Goal of the exercise: Can you retype every record below exactly as written?

═════ Records provided ═════

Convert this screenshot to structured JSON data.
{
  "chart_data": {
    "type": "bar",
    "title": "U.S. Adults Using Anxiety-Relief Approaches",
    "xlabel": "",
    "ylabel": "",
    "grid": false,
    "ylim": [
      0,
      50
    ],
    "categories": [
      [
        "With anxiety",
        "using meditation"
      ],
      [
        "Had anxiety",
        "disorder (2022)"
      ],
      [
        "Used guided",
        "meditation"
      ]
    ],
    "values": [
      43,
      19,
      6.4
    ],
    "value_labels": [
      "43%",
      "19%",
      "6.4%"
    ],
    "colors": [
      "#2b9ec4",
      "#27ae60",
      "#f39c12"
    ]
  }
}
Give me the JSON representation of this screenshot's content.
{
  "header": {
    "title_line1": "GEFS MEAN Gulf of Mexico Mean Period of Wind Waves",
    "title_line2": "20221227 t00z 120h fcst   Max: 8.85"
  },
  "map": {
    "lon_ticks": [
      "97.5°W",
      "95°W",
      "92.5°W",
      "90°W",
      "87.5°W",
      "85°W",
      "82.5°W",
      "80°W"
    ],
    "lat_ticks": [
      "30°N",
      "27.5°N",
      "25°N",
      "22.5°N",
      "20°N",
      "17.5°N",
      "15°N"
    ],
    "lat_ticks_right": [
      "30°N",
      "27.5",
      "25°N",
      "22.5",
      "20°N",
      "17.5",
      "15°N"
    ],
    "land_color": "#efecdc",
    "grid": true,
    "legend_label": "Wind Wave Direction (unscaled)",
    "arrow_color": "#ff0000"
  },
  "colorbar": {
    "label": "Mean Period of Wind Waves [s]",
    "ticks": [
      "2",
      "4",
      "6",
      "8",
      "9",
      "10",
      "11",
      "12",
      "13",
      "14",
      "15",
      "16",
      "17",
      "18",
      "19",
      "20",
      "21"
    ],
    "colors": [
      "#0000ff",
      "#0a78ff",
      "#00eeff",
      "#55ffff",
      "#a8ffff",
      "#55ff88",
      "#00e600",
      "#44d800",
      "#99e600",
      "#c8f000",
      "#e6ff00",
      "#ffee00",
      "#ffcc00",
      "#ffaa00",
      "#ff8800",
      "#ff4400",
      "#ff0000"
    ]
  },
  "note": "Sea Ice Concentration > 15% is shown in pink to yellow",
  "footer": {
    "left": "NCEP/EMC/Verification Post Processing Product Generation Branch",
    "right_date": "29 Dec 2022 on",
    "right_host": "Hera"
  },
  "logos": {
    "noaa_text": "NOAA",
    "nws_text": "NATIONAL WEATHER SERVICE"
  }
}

═════

Expected answer:
Convert this screenshot to structured JSON data.
{
  "chart_data": {
    "type": "bar",
    "title": "U.S. Adults Using Anxiety-Relief Approaches",
    "xlabel": "",
    "ylabel": "",
    "grid": false,
    "ylim": [
      0,
      50
    ],
    "categories": [
      [
        "With anxiety",
        "using meditation"
      ],
      [
        "Had anxiety",
        "disorder (2022)"
      ],
      [
        "Used guided",
        "meditation"
      ]
    ],
    "values": [
      43,
      19,
      6.4
    ],
    "value_labels": [
      "43%",
      "19%",
      "6.4%"
    ],
    "colors": [
      "#2b9ec4",
      "#27ae60",
      "#f39c12"
    ]
  }
}
Give me the JSON representation of this screenshot's content.
{
  "header": {
    "title_line1": "GEFS MEAN Gulf of Mexico Mean Period of Wind Waves",
    "title_line2": "20221227 t00z 120h fcst   Max: 8.85"
  },
  "map": {
    "lon_ticks": [
      "97.5°W",
      "95°W",
      "92.5°W",
      "90°W",
      "87.5°W",
      "85°W",
      "82.5°W",
      "80°W"
    ],
    "lat_ticks": [
      "30°N",
      "27.5°N",
      "25°N",
      "22.5°N",
      "20°N",
      "17.5°N",
      "15°N"
    ],
    "lat_ticks_right": [
      "30°N",
      "27.5",
      "25°N",
      "22.5",
      "20°N",
      "17.5",
      "15°N"
    ],
    "land_color": "#efecdc",
    "grid": true,
    "legend_label": "Wind Wave Direction (unscaled)",
    "arrow_color": "#ff0000"
  },
  "colorbar": {
    "label": "Mean Period of Wind Waves [s]",
    "ticks": [
      "2",
      "4",
      "6",
      "8",
      "9",
      "10",
      "11",
      "12",
      "13",
      "14",
      "15",
      "16",
      "17",
      "18",
      "19",
      "20",
      "21"
    ],
    "colors": [
      "#0000ff",
      "#0a78ff",
      "#00eeff",
      "#55ffff",
      "#a8ffff",
      "#55ff88",
      "#00e600",
      "#44d800",
      "#99e600",
      "#c8f000",
      "#e6ff00",
      "#ffee00",
      "#ffcc00",
      "#ffaa00",
      "#ff8800",
      "#ff4400",
      "#ff0000"
    ]
  },
  "note": "Sea Ice Concentration > 15% is shown in pink to yellow",
  "footer": {
    "left": "NCEP/EMC/Verification Post Processing Product Generation Branch",
    "right_date": "29 Dec 2022 on",
    "right_host": "Hera"
  },
  "logos": {
    "noaa_text": "NOAA",
    "nws_text": "NATIONAL WEATHER SERVICE"
  }
}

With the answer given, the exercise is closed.